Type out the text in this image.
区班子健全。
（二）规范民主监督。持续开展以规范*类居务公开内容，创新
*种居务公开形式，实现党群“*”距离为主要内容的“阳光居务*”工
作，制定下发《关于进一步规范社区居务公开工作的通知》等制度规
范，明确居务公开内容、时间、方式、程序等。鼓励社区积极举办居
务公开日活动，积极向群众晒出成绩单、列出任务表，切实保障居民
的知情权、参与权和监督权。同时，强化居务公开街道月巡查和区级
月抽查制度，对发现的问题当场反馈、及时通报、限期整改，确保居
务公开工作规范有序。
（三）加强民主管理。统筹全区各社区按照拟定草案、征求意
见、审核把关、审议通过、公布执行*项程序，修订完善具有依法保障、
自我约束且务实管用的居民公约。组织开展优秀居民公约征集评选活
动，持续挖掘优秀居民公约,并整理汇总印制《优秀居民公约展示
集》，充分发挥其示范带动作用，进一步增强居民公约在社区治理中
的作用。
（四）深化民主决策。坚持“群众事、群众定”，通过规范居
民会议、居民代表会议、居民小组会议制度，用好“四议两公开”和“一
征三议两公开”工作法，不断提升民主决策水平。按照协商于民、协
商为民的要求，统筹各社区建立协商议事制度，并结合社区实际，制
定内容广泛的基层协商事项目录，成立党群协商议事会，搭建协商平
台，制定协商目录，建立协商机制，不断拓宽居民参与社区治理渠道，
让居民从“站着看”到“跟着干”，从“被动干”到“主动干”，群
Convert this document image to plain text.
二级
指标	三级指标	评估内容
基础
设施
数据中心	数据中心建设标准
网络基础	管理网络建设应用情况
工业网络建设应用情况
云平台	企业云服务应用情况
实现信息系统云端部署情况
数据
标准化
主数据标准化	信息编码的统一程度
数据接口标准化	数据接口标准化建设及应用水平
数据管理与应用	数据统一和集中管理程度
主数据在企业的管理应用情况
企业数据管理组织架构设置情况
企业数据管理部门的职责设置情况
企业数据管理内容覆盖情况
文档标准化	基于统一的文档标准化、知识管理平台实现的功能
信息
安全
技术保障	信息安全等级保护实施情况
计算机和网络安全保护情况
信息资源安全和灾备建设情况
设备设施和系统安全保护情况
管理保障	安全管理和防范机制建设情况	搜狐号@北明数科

-=-=-

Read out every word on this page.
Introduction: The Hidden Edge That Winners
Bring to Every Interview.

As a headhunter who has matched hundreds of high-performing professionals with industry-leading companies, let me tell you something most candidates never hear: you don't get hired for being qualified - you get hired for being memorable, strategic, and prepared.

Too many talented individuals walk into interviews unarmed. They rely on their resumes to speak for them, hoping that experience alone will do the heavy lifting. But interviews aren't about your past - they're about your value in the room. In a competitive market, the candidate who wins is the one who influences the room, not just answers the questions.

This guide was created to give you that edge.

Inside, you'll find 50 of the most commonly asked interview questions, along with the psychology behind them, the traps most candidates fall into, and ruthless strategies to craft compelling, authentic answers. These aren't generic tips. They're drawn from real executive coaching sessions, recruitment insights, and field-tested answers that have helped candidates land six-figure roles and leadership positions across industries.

-=-=-

Set problem » Pick out the lines containing the word "text" and show them.

Solved exercise »
Type out the text in this image.
Convert this document image to plain text.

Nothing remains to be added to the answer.